Methods to expand UCB hematopoietic stem cells

Given the delayed donor cell reconstitution of UCB recipients and the associated increased incidence of late viral infections and other TRM [16], strategies to enhance the numbers of transplanted stem cells in each UCB unit have long been desired [17, 18]. Results from recent clinical trials testing the safety and feasibility of expanding an UCB unit ex vivo and then infusing with a second unmanipulated UCB unit have been reported.

- _Dataset_
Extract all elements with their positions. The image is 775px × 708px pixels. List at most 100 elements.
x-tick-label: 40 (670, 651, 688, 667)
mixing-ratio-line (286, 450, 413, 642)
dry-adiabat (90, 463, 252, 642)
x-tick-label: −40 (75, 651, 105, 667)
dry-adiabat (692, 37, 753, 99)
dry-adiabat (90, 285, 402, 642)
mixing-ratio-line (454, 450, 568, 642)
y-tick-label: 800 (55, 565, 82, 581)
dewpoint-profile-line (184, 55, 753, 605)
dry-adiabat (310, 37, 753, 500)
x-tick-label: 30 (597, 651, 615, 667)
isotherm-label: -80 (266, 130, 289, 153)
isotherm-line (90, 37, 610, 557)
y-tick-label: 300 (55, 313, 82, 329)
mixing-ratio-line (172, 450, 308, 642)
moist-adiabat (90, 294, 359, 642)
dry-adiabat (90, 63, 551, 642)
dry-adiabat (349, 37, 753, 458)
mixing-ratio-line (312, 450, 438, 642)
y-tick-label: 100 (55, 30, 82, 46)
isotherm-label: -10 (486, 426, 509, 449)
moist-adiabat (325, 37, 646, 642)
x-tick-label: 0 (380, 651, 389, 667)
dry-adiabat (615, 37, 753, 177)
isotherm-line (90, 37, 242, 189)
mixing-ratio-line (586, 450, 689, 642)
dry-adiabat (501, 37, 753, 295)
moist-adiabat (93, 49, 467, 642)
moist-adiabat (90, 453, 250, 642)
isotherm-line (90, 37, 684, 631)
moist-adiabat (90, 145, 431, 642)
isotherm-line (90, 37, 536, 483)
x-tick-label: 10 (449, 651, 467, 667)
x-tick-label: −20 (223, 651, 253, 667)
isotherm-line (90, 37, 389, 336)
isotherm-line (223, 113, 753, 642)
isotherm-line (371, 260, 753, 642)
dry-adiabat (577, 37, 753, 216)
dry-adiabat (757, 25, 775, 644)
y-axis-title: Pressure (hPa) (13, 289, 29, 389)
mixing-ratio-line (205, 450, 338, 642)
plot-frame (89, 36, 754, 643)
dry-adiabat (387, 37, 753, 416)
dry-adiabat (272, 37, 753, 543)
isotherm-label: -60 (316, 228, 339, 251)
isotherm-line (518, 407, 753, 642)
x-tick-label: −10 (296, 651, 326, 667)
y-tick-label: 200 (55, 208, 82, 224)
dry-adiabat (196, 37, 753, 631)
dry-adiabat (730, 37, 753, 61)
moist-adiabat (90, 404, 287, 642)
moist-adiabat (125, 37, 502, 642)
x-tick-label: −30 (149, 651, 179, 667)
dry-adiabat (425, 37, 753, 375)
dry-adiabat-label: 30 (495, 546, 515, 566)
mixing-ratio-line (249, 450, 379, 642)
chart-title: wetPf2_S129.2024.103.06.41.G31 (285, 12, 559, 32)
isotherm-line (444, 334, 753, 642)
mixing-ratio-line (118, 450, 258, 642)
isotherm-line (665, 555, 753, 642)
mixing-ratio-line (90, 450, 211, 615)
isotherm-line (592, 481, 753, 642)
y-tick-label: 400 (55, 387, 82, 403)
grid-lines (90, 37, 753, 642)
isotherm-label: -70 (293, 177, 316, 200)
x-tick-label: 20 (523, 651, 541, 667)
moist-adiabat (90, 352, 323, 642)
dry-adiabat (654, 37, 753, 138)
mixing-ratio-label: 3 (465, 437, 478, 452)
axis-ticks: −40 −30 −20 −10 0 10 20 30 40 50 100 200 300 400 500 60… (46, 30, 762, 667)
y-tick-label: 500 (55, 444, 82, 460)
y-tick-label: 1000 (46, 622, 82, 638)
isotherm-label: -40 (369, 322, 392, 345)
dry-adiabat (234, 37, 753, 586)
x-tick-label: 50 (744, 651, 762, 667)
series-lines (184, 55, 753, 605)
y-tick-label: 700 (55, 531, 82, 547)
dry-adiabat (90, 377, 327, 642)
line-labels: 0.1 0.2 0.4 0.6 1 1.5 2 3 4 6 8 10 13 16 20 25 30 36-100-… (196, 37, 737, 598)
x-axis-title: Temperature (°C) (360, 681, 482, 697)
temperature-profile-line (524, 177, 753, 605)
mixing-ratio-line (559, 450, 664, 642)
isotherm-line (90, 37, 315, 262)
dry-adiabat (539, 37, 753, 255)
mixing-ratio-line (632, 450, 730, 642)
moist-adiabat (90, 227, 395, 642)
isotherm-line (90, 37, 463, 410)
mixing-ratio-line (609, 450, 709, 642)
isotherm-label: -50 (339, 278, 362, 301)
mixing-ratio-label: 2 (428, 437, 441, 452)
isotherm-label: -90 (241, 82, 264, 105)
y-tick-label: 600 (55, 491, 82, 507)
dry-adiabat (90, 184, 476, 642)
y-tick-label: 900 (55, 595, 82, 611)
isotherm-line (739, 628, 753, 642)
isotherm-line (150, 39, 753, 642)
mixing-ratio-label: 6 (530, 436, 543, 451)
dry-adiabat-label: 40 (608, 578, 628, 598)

- _Questions on the material_
1. In the recent clinical trials described in the passage on expanding UCB stem cells, what is infused together with the UCB unit expanded ex vivo?
2. Reproduce the passage on expanding UCB stem cells from "Given the delayed" to "have been reported.".
The listing comes from a different source than the passage on expanding UCB stem cells.

- _Solved problems_
1. A second unmanipulated UCB unit.

2.
Given the delayed donor cell reconstitution of UCB recipients and the associated increased incidence of late viral infections and other TRM [16], strategies to enhance the numbers of transplanted stem cells in each UCB unit have long been desired [17, 18]. Results from recent clinical trials testing the safety and feasibility of expanding an UCB unit ex vivo and then infusing with a second unmanipulated UCB unit have been reported.